Given exercise
Check each line of the data below for the word "rodomas", then extract the ones that have it.
↓↓↓
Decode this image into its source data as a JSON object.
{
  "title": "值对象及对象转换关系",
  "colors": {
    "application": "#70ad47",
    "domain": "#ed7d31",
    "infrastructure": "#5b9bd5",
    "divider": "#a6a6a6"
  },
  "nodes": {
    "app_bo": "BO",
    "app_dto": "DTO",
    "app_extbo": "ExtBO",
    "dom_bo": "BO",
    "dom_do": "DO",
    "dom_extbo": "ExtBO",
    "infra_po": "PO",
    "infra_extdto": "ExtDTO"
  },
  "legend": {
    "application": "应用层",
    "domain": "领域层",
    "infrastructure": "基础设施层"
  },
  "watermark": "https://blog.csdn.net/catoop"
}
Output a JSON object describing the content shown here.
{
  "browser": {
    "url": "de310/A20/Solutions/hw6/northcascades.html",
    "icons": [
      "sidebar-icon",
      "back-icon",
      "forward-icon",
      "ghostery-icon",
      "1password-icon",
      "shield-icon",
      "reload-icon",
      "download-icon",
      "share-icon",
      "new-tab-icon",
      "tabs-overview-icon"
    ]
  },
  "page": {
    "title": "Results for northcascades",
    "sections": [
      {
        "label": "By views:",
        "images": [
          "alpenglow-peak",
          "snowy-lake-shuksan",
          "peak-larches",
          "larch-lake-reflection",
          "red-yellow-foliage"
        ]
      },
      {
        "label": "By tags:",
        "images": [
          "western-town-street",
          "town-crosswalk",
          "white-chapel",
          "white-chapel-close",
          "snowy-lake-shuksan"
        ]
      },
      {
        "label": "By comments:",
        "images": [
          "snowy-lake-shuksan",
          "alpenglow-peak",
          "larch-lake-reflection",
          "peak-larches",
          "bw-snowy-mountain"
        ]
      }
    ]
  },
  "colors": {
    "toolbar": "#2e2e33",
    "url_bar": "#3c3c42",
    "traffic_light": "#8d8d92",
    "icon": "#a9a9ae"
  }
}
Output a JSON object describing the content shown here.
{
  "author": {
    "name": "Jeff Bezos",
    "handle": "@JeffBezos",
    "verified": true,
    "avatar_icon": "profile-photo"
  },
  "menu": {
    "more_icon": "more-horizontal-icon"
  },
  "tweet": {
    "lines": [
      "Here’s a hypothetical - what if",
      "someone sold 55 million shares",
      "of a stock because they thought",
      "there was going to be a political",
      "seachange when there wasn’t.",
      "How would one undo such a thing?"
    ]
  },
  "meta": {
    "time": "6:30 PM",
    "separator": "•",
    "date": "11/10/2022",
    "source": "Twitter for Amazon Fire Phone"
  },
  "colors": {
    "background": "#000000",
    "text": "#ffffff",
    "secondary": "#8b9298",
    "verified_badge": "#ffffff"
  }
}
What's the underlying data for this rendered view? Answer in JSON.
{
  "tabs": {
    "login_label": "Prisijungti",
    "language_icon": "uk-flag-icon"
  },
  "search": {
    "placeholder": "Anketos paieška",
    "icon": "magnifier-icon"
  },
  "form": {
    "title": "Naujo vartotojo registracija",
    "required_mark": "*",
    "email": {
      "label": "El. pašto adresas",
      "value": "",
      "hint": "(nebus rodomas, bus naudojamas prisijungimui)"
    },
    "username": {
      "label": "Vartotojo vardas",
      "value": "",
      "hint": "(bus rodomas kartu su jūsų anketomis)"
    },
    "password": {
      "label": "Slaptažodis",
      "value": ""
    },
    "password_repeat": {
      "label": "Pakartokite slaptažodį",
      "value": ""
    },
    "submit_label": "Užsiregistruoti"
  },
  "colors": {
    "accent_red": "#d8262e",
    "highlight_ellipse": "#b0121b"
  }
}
↑↑↑
Solution
      "hint": "(nebus rodomas, bus naudojamas prisijungimui)"
      "hint": "(bus rodomas kartu su jūsų anketomis)"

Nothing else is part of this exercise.